==== Records supplied

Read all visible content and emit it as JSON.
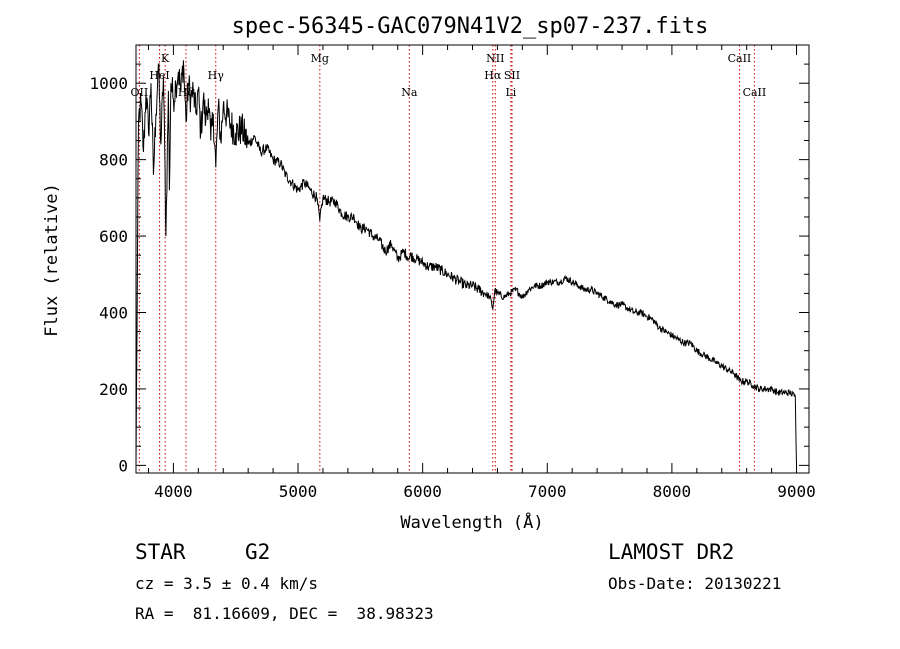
{
  "chart_data": {
    "type": "line",
    "title": "spec-56345-GAC079N41V2_sp07-237.fits",
    "xlabel": "Wavelength (Å)",
    "ylabel": "Flux (relative)",
    "xlim": [
      3700,
      9100
    ],
    "ylim": [
      -20,
      1100
    ],
    "xticks": [
      4000,
      5000,
      6000,
      7000,
      8000,
      9000
    ],
    "yticks": [
      0,
      200,
      400,
      600,
      800,
      1000
    ],
    "grid": false,
    "series": [
      {
        "name": "flux",
        "x": [
          3700,
          3720,
          3740,
          3760,
          3780,
          3800,
          3820,
          3840,
          3860,
          3880,
          3900,
          3920,
          3930,
          3940,
          3960,
          3968,
          3980,
          4000,
          4020,
          4040,
          4060,
          4080,
          4101,
          4120,
          4140,
          4160,
          4180,
          4200,
          4220,
          4240,
          4260,
          4280,
          4300,
          4320,
          4340,
          4360,
          4380,
          4400,
          4450,
          4500,
          4550,
          4600,
          4650,
          4700,
          4750,
          4800,
          4860,
          4900,
          4950,
          5000,
          5050,
          5100,
          5150,
          5175,
          5200,
          5250,
          5300,
          5350,
          5400,
          5450,
          5500,
          5550,
          5600,
          5650,
          5700,
          5750,
          5800,
          5850,
          5893,
          5900,
          5950,
          6000,
          6050,
          6100,
          6150,
          6200,
          6250,
          6300,
          6350,
          6400,
          6450,
          6500,
          6540,
          6563,
          6580,
          6600,
          6650,
          6700,
          6750,
          6800,
          6850,
          6900,
          6950,
          7000,
          7050,
          7100,
          7150,
          7200,
          7250,
          7300,
          7350,
          7400,
          7450,
          7500,
          7550,
          7600,
          7650,
          7700,
          7750,
          7800,
          7850,
          7900,
          7950,
          8000,
          8050,
          8100,
          8150,
          8200,
          8250,
          8300,
          8350,
          8400,
          8450,
          8500,
          8550,
          8600,
          8650,
          8700,
          8750,
          8800,
          8850,
          8900,
          8950,
          8990,
          9000
        ],
        "y": [
          0,
          900,
          950,
          820,
          980,
          870,
          1000,
          760,
          920,
          1050,
          840,
          1020,
          830,
          600,
          980,
          720,
          1000,
          960,
          1000,
          1030,
          980,
          1060,
          900,
          1000,
          960,
          980,
          920,
          980,
          870,
          960,
          900,
          960,
          850,
          920,
          780,
          940,
          850,
          940,
          900,
          870,
          880,
          840,
          860,
          820,
          830,
          800,
          790,
          760,
          740,
          720,
          740,
          720,
          700,
          640,
          700,
          690,
          690,
          660,
          650,
          650,
          620,
          620,
          600,
          590,
          560,
          580,
          540,
          560,
          540,
          550,
          540,
          530,
          520,
          520,
          510,
          500,
          490,
          480,
          470,
          470,
          460,
          450,
          440,
          410,
          460,
          450,
          440,
          450,
          460,
          440,
          460,
          470,
          470,
          480,
          480,
          480,
          490,
          480,
          470,
          460,
          460,
          450,
          440,
          430,
          420,
          420,
          410,
          400,
          400,
          390,
          380,
          360,
          350,
          340,
          330,
          320,
          320,
          300,
          290,
          280,
          270,
          260,
          250,
          240,
          220,
          220,
          210,
          200,
          200,
          200,
          190,
          190,
          190,
          180,
          0
        ]
      }
    ],
    "lines": [
      {
        "label": "OII",
        "x": 3727,
        "row": 2
      },
      {
        "label": "K",
        "x": 3934,
        "row": 0
      },
      {
        "label": "HeI",
        "x": 3889,
        "row": 1
      },
      {
        "label": "Hδ",
        "x": 4101,
        "row": 2
      },
      {
        "label": "Hγ",
        "x": 4340,
        "row": 1
      },
      {
        "label": "Mg",
        "x": 5175,
        "row": 0
      },
      {
        "label": "Na",
        "x": 5893,
        "row": 2
      },
      {
        "label": "NII",
        "x": 6583,
        "row": 0
      },
      {
        "label": "Hα",
        "x": 6563,
        "row": 1
      },
      {
        "label": "SII",
        "x": 6717,
        "row": 1
      },
      {
        "label": "Li",
        "x": 6708,
        "row": 2
      },
      {
        "label": "CaII",
        "x": 8542,
        "row": 0
      },
      {
        "label": "CaII",
        "x": 8662,
        "row": 2
      }
    ]
  },
  "info": {
    "class_label": "STAR",
    "subclass": "G2",
    "survey": "LAMOST DR2",
    "cz": "cz = 3.5 ± 0.4 km/s",
    "obs_date": "Obs-Date: 20130221",
    "coords": "RA =  81.16609, DEC =  38.98323"
  },
  "colors": {
    "line": "#000000",
    "marker": "#cc0000"
  }
}
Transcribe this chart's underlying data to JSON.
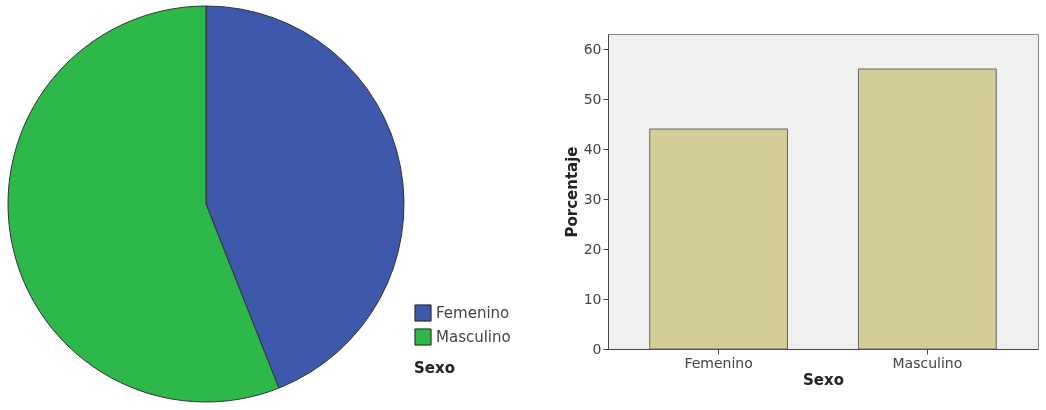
{
  "chart_data": [
    {
      "type": "pie",
      "categories": [
        "Femenino",
        "Masculino"
      ],
      "values": [
        44,
        56
      ],
      "colors": [
        "#3e58ac",
        "#2eb84a"
      ],
      "legend": "bottom right",
      "legend_title": "Sexo"
    },
    {
      "type": "bar",
      "categories": [
        "Femenino",
        "Masculino"
      ],
      "values": [
        44,
        56
      ],
      "color": "#d3ce97",
      "xlabel": "Sexo",
      "ylabel": "Porcentaje",
      "ylim": [
        0,
        63
      ],
      "yticks": [
        0,
        10,
        20,
        30,
        40,
        50,
        60
      ],
      "grid": false
    }
  ]
}
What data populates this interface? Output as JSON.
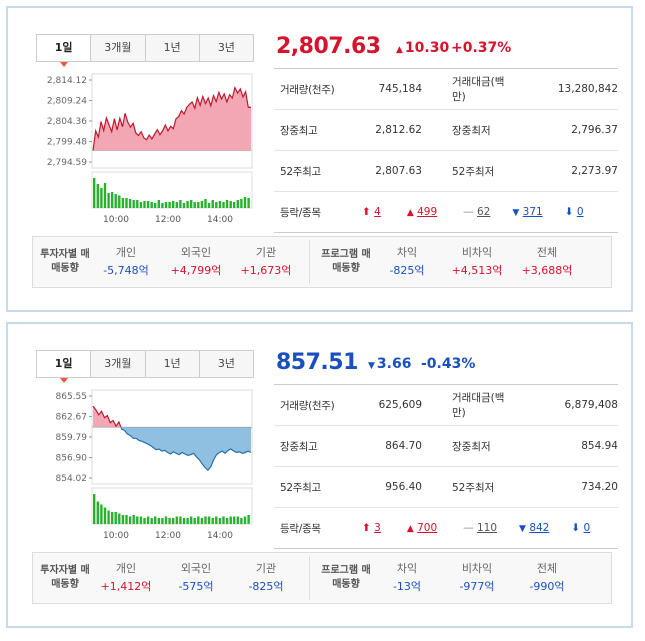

========

Scan the records above for the string "this", then select every line that holds it.

Transcribe this chart's underlying data to JSON.
What data populates this interface? Output as JSON.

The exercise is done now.